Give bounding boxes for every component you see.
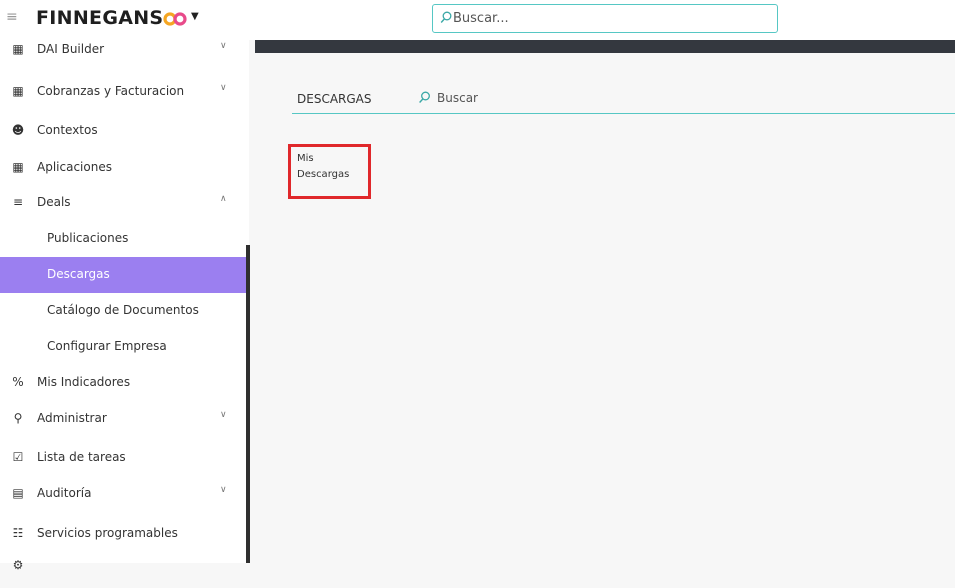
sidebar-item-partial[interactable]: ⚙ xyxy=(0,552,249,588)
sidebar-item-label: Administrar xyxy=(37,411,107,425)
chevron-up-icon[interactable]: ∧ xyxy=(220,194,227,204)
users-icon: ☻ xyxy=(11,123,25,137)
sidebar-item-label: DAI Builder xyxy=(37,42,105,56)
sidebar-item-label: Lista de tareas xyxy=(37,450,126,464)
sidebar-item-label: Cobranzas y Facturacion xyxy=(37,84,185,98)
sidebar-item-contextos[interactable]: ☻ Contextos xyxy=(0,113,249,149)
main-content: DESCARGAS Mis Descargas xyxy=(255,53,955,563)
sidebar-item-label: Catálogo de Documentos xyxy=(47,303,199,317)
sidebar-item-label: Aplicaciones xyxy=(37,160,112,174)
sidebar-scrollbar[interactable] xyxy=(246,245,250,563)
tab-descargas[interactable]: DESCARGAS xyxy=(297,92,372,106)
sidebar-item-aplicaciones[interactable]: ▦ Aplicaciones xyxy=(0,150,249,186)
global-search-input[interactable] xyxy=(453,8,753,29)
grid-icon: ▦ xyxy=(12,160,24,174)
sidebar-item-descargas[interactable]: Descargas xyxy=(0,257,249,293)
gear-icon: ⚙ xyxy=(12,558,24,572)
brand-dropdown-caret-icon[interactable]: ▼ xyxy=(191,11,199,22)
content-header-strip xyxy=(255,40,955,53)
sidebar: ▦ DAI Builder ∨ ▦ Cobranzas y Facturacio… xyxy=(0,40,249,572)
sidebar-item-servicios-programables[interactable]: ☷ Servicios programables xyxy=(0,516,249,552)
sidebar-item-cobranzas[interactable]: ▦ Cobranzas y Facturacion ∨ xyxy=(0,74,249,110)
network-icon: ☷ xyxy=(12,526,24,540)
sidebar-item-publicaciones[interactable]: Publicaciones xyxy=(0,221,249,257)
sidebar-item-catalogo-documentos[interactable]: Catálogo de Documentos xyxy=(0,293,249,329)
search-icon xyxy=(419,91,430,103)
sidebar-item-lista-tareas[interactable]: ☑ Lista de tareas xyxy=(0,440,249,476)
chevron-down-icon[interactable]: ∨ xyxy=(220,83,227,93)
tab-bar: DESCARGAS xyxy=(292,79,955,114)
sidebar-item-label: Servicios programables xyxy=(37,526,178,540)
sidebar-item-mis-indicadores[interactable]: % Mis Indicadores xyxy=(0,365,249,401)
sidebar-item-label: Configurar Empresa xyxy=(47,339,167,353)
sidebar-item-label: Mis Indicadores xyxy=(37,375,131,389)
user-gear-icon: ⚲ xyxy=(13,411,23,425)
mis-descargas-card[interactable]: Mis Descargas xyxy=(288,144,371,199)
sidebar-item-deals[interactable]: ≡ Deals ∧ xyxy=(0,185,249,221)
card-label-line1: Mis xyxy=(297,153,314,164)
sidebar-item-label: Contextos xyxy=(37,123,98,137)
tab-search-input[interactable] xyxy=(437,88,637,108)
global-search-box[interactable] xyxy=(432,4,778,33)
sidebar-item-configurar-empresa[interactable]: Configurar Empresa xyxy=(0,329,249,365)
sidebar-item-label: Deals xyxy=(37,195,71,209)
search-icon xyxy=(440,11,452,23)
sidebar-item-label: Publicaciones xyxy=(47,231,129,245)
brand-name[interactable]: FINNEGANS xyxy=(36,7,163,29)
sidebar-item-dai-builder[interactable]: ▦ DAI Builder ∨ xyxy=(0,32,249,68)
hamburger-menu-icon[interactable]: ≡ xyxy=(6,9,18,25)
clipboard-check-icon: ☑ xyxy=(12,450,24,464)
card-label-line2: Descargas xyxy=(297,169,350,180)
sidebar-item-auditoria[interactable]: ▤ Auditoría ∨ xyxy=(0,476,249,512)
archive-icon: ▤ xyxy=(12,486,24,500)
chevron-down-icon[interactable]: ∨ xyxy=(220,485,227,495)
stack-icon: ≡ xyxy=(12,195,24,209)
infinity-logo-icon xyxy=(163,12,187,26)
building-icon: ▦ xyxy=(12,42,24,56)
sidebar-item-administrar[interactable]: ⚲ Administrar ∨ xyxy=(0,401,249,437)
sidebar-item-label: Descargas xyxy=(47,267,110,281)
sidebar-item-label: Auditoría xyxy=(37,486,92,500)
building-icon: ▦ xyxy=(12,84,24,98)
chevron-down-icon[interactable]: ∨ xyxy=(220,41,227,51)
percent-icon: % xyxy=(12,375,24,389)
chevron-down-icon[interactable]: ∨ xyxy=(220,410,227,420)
####################
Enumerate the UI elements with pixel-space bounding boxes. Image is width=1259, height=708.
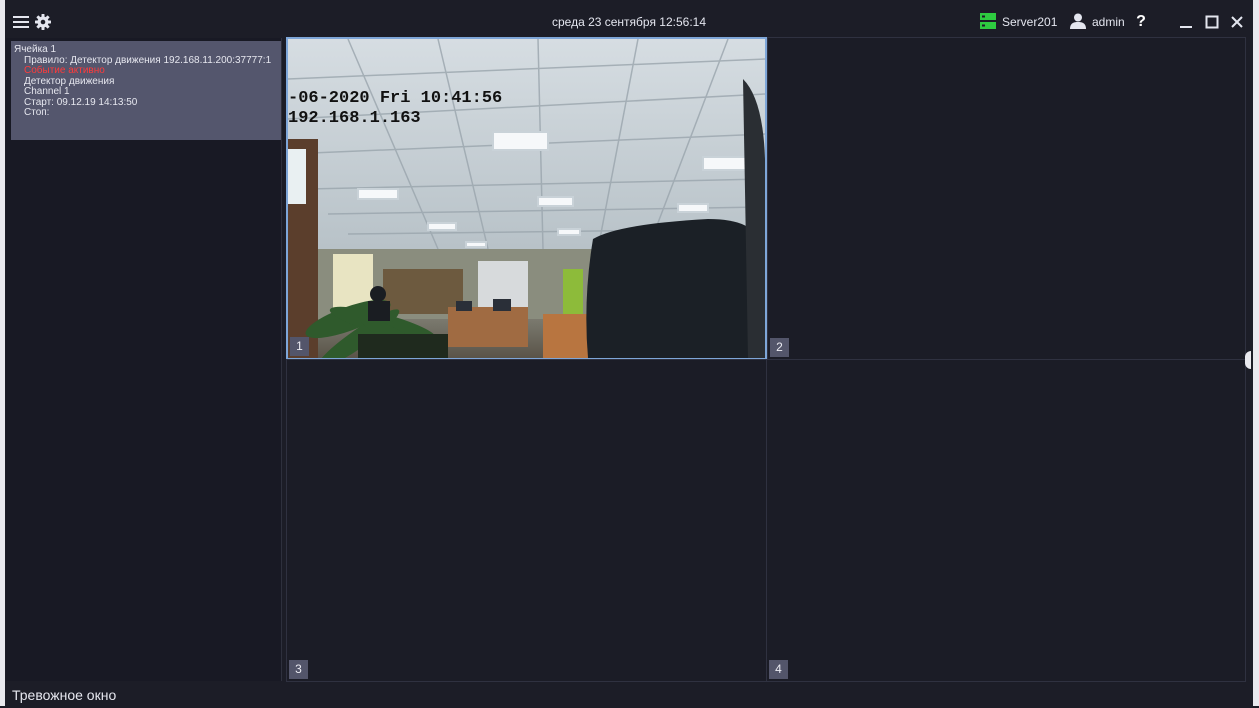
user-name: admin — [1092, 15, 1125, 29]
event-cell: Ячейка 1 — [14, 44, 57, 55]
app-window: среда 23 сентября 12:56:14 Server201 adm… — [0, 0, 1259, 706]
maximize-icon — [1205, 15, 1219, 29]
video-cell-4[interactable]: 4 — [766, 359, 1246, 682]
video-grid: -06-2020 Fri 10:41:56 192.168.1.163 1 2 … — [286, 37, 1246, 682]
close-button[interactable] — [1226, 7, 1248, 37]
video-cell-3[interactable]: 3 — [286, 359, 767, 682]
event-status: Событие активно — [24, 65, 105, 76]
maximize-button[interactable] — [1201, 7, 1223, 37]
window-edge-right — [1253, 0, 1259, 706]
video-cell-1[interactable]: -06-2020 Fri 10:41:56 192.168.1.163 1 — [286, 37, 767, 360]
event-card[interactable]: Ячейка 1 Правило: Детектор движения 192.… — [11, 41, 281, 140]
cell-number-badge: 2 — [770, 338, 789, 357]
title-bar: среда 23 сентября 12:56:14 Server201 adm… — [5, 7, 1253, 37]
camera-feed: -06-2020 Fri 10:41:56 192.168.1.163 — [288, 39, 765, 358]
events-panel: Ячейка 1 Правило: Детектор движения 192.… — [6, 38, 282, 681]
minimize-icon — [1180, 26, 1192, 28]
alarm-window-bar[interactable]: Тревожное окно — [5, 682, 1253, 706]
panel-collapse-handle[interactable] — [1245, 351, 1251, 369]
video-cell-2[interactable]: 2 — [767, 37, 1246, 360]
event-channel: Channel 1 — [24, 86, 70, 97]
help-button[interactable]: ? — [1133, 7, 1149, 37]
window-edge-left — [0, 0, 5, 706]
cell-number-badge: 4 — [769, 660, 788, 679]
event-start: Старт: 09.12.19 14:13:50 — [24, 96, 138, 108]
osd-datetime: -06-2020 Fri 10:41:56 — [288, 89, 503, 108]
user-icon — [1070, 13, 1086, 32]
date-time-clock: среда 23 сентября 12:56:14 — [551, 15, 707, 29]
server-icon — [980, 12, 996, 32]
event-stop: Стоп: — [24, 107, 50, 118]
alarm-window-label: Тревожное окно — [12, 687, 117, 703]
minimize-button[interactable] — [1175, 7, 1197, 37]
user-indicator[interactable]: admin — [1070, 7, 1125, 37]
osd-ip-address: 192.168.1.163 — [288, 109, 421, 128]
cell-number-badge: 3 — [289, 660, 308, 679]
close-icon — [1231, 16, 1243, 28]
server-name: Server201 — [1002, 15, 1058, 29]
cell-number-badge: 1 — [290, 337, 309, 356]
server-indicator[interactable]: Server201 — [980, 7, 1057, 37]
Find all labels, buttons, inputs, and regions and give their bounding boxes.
####################
PROBLEM REQUIREMENTS
Copy the lines between the one holding "sidebar-item-partial[interactable]: ⚙ xyxy=(0,552,249,588)" and the one holding "global-search-input[interactable] xyxy=(453,8,753,29)", inclusive, replacing "sidebar-item-label" with "nav-item-label" and changing nothing else.

TASK RESPONSE
sidebar-item-partial[interactable]: ⚙ xyxy=(0,552,249,588)
nav-item-label: Administrar xyxy=(37,411,107,425)
chevron-up-icon[interactable]: ∧ xyxy=(220,194,227,204)
users-icon: ☻ xyxy=(11,123,25,137)
nav-item-label: DAI Builder xyxy=(37,42,105,56)
nav-item-label: Lista de tareas xyxy=(37,450,126,464)
nav-item-label: Cobranzas y Facturacion xyxy=(37,84,185,98)
sidebar-item-contextos[interactable]: ☻ Contextos xyxy=(0,113,249,149)
main-content: DESCARGAS Mis Descargas xyxy=(255,53,955,563)
nav-item-label: Catálogo de Documentos xyxy=(47,303,199,317)
nav-item-label: Aplicaciones xyxy=(37,160,112,174)
sidebar-scrollbar[interactable] xyxy=(246,245,250,563)
tab-descargas[interactable]: DESCARGAS xyxy=(297,92,372,106)
sidebar-item-aplicaciones[interactable]: ▦ Aplicaciones xyxy=(0,150,249,186)
global-search-input[interactable] xyxy=(453,8,753,29)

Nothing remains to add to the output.